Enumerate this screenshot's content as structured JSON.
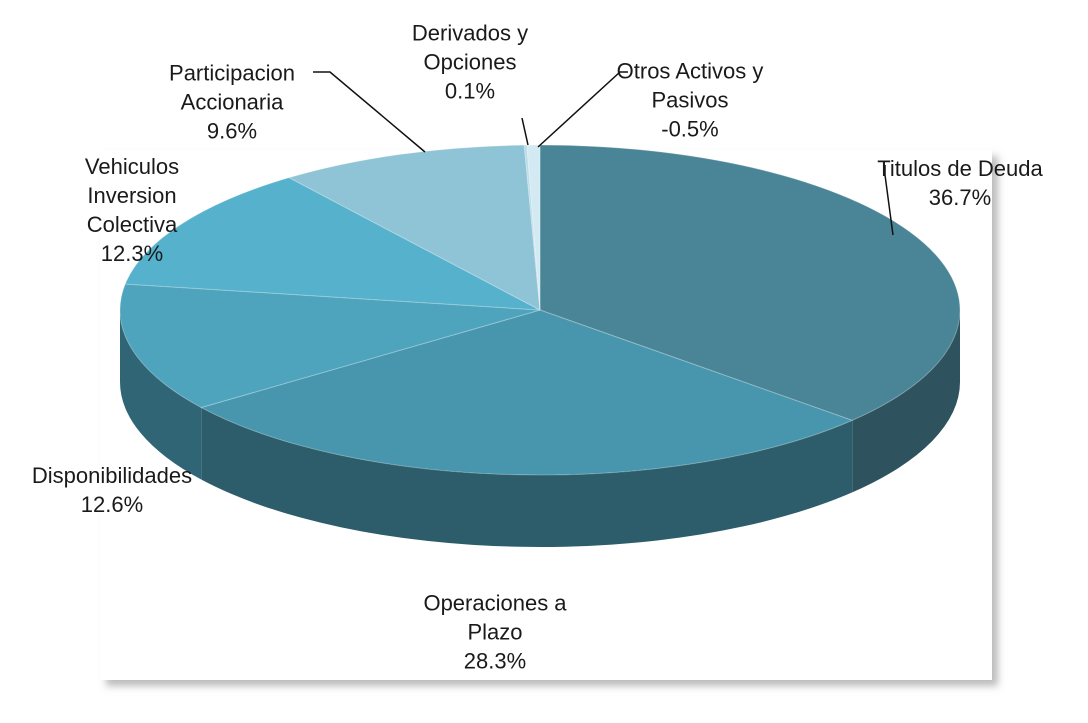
{
  "chart_data": {
    "type": "pie3d",
    "categories": [
      "Titulos de Deuda",
      "Operaciones a Plazo",
      "Disponibilidades",
      "Vehiculos Inversion Colectiva",
      "Participacion Accionaria",
      "Derivados y Opciones",
      "Otros Activos y Pasivos"
    ],
    "values": [
      36.7,
      28.3,
      12.6,
      12.3,
      9.6,
      0.1,
      -0.5
    ],
    "value_labels": [
      "36.7%",
      "28.3%",
      "12.6%",
      "12.3%",
      "9.6%",
      "0.1%",
      "-0.5%"
    ],
    "colors": [
      "#4a8597",
      "#4896ad",
      "#4ea3bd",
      "#56b2cc",
      "#8fc3d6",
      "#b8dce8",
      "#d4eaf2"
    ]
  }
}
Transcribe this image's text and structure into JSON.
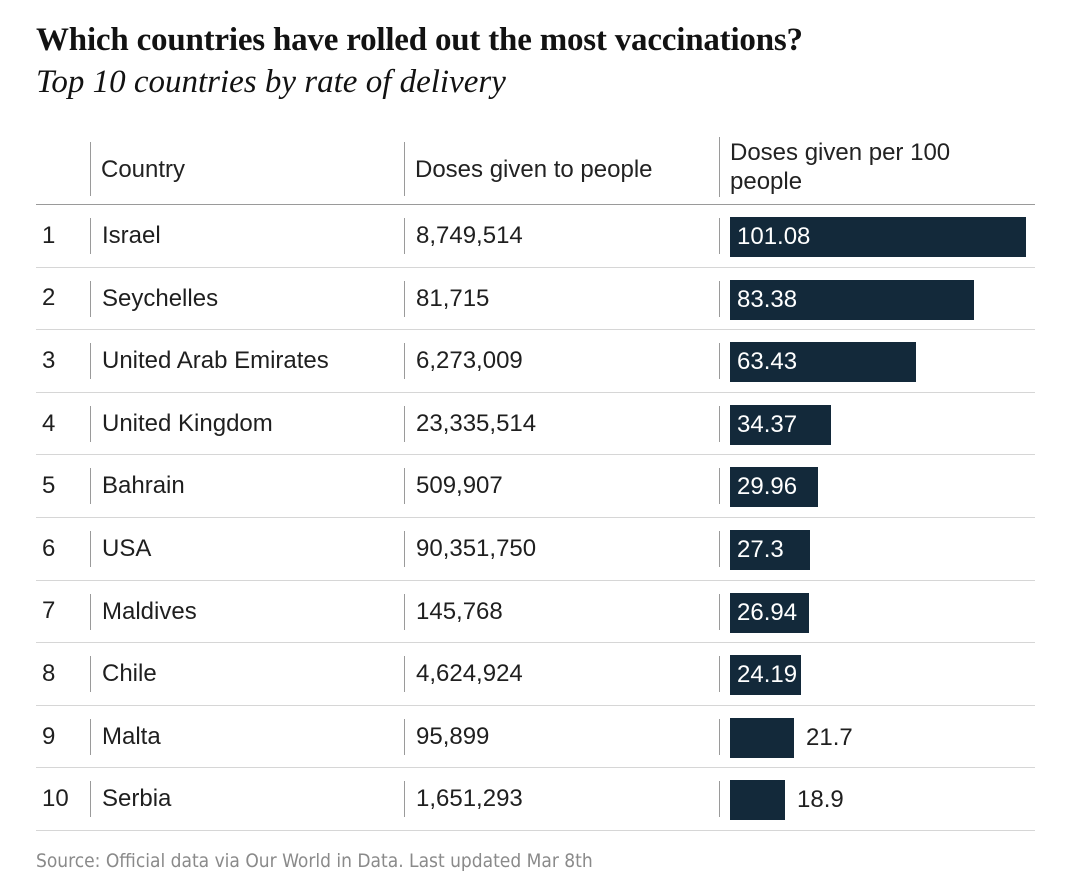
{
  "chart_data": {
    "type": "table",
    "title": "Which countries have rolled out the most vaccinations?",
    "subtitle": "Top 10 countries by rate of delivery",
    "columns": [
      "",
      "Country",
      "Doses given to people",
      "Doses given per 100 people"
    ],
    "header": {
      "country": "Country",
      "doses": "Doses given to people",
      "per100": "Doses given per 100 people"
    },
    "rows": [
      {
        "rank": "1",
        "country": "Israel",
        "doses": "8,749,514",
        "per100": 101.08,
        "per100_label": "101.08"
      },
      {
        "rank": "2",
        "country": "Seychelles",
        "doses": "81,715",
        "per100": 83.38,
        "per100_label": "83.38"
      },
      {
        "rank": "3",
        "country": "United Arab Emirates",
        "doses": "6,273,009",
        "per100": 63.43,
        "per100_label": "63.43"
      },
      {
        "rank": "4",
        "country": "United Kingdom",
        "doses": "23,335,514",
        "per100": 34.37,
        "per100_label": "34.37"
      },
      {
        "rank": "5",
        "country": "Bahrain",
        "doses": "509,907",
        "per100": 29.96,
        "per100_label": "29.96"
      },
      {
        "rank": "6",
        "country": "USA",
        "doses": "90,351,750",
        "per100": 27.3,
        "per100_label": "27.3"
      },
      {
        "rank": "7",
        "country": "Maldives",
        "doses": "145,768",
        "per100": 26.94,
        "per100_label": "26.94"
      },
      {
        "rank": "8",
        "country": "Chile",
        "doses": "4,624,924",
        "per100": 24.19,
        "per100_label": "24.19"
      },
      {
        "rank": "9",
        "country": "Malta",
        "doses": "95,899",
        "per100": 21.7,
        "per100_label": "21.7"
      },
      {
        "rank": "10",
        "country": "Serbia",
        "doses": "1,651,293",
        "per100": 18.9,
        "per100_label": "18.9"
      }
    ],
    "bar_max": 101.08,
    "bar_color": "#13293a",
    "source": "Source: Official data via Our World in Data. Last updated Mar 8th"
  }
}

____________

> _Task to complete_
Set down the material above as is, without any pictures.

> _Finished answer_
Enumerate this screenshot's content as structured JSON.
{
  "chart_data": {
    "type": "pie3d",
    "categories": [
      "Titulos de Deuda",
      "Operaciones a Plazo",
      "Disponibilidades",
      "Vehiculos Inversion Colectiva",
      "Participacion Accionaria",
      "Derivados y Opciones",
      "Otros Activos y Pasivos"
    ],
    "values": [
      36.7,
      28.3,
      12.6,
      12.3,
      9.6,
      0.1,
      -0.5
    ],
    "value_labels": [
      "36.7%",
      "28.3%",
      "12.6%",
      "12.3%",
      "9.6%",
      "0.1%",
      "-0.5%"
    ],
    "colors": [
      "#4a8597",
      "#4896ad",
      "#4ea3bd",
      "#56b2cc",
      "#8fc3d6",
      "#b8dce8",
      "#d4eaf2"
    ]
  }
}
Transcribe this image's text and structure into JSON.
{
  "chart_data": {
    "type": "table",
    "title": "Which countries have rolled out the most vaccinations?",
    "subtitle": "Top 10 countries by rate of delivery",
    "columns": [
      "",
      "Country",
      "Doses given to people",
      "Doses given per 100 people"
    ],
    "header": {
      "country": "Country",
      "doses": "Doses given to people",
      "per100": "Doses given per 100 people"
    },
    "rows": [
      {
        "rank": "1",
        "country": "Israel",
        "doses": "8,749,514",
        "per100": 101.08,
        "per100_label": "101.08"
      },
      {
        "rank": "2",
        "country": "Seychelles",
        "doses": "81,715",
        "per100": 83.38,
        "per100_label": "83.38"
      },
      {
        "rank": "3",
        "country": "United Arab Emirates",
        "doses": "6,273,009",
        "per100": 63.43,
        "per100_label": "63.43"
      },
      {
        "rank": "4",
        "country": "United Kingdom",
        "doses": "23,335,514",
        "per100": 34.37,
        "per100_label": "34.37"
      },
      {
        "rank": "5",
        "country": "Bahrain",
        "doses": "509,907",
        "per100": 29.96,
        "per100_label": "29.96"
      },
      {
        "rank": "6",
        "country": "USA",
        "doses": "90,351,750",
        "per100": 27.3,
        "per100_label": "27.3"
      },
      {
        "rank": "7",
        "country": "Maldives",
        "doses": "145,768",
        "per100": 26.94,
        "per100_label": "26.94"
      },
      {
        "rank": "8",
        "country": "Chile",
        "doses": "4,624,924",
        "per100": 24.19,
        "per100_label": "24.19"
      },
      {
        "rank": "9",
        "country": "Malta",
        "doses": "95,899",
        "per100": 21.7,
        "per100_label": "21.7"
      },
      {
        "rank": "10",
        "country": "Serbia",
        "doses": "1,651,293",
        "per100": 18.9,
        "per100_label": "18.9"
      }
    ],
    "bar_max": 101.08,
    "bar_color": "#13293a",
    "source": "Source: Official data via Our World in Data. Last updated Mar 8th"
  }
}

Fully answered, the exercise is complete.